* **REQUISITOS DO EXERCÍCIO**
A) Liste todos os números que aparecem no texto sobre a mídia e a polarização política.
B) Transcreva do texto sobre a mídia e a polarização política o trecho que começa em "Com o tempo, essa" e termina em "do assunto tratado.".

* **TEXTO PARA ANÁLISE**
....

Segundo o Pew Research Center, em 1998 aproximadamente 41% dos americanos acompanhavam regularmente o tema. Outro estudo apontou que, no mesmo ano, 69% dos americanos acreditavam que a mídia estava exagerando na cobertura, evidenciando o início de uma crescente desconfiança na imprensa tradicional.
A década seguinte viu o surgimento da internet e de plataformas digitais como Drudge Report e Huffington Post. O Drudge Report, com seu tom conservador, e o Huffington Post, progressista, lançaram as bases para as câmaras de eco ideológicas, aumentando a polarização política ao criar espaços de conforto informacional para diferentes grupos.
Com o tempo, essa tendência se difundiu globalmente. Hoje é comum encontrar sites e blogs com orientações políticas claras. Mesmo veículos que buscam neutralidade frequentemente acabam sendo acusados de parcialidade por diferentes grupos ideológicos, dependendo do assunto tratado.

....

Itens de dados
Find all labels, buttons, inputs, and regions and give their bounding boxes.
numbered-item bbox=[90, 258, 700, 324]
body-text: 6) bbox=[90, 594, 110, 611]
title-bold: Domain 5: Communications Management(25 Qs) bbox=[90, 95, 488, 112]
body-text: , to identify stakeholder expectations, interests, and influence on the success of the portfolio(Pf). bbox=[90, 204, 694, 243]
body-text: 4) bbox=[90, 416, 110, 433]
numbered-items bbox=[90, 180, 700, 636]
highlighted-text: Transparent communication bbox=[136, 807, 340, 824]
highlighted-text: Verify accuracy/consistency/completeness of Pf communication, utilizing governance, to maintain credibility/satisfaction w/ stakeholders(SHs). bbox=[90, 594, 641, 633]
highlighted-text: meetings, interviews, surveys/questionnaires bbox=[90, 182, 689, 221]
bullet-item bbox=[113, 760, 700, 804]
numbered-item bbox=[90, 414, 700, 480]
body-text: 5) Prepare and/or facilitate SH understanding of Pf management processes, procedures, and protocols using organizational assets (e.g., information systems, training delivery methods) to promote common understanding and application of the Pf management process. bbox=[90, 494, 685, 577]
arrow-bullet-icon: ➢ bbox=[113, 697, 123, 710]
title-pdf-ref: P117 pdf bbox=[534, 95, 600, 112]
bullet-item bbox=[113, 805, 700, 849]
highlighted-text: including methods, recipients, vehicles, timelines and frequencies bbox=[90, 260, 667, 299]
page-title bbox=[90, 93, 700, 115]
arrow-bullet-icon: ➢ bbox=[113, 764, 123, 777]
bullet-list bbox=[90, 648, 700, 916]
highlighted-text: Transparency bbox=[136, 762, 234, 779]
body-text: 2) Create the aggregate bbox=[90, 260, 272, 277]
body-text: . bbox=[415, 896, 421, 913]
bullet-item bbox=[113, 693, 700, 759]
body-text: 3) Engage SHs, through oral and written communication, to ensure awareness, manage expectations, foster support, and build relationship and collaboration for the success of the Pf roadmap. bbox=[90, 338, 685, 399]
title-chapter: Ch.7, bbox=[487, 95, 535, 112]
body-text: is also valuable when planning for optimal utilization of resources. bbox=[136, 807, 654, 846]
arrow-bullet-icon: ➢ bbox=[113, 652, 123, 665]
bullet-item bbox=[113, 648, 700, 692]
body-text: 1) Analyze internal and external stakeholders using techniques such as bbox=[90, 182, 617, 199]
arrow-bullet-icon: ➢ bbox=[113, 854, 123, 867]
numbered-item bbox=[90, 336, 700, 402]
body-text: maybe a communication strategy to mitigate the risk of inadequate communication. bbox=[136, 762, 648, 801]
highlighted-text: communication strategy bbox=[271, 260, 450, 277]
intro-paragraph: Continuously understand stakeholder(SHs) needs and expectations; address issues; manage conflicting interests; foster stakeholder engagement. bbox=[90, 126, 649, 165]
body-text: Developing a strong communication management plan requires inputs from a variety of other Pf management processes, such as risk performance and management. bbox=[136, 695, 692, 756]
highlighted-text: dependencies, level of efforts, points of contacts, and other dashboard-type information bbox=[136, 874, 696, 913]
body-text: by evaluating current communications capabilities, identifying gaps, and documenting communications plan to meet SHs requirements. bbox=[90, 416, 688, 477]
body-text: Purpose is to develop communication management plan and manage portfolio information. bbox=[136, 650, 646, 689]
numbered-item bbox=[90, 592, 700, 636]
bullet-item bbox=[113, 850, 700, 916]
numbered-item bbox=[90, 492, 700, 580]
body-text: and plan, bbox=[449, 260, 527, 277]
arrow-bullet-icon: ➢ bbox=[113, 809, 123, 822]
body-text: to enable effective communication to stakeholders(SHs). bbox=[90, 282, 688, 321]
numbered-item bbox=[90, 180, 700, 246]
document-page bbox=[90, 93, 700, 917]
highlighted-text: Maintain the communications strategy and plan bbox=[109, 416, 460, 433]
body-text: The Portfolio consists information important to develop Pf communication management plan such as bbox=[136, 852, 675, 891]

....

* **RESPOSTAS POR TAREFA**
A) 1998, 41%, 69%

B)
Com o tempo, essa tendência se difundiu globalmente. Hoje é comum encontrar sites e blogs com orientações políticas claras. Mesmo veículos que buscam neutralidade frequentemente acabam sendo acusados de parcialidade por diferentes grupos ideológicos, dependendo do assunto tratado.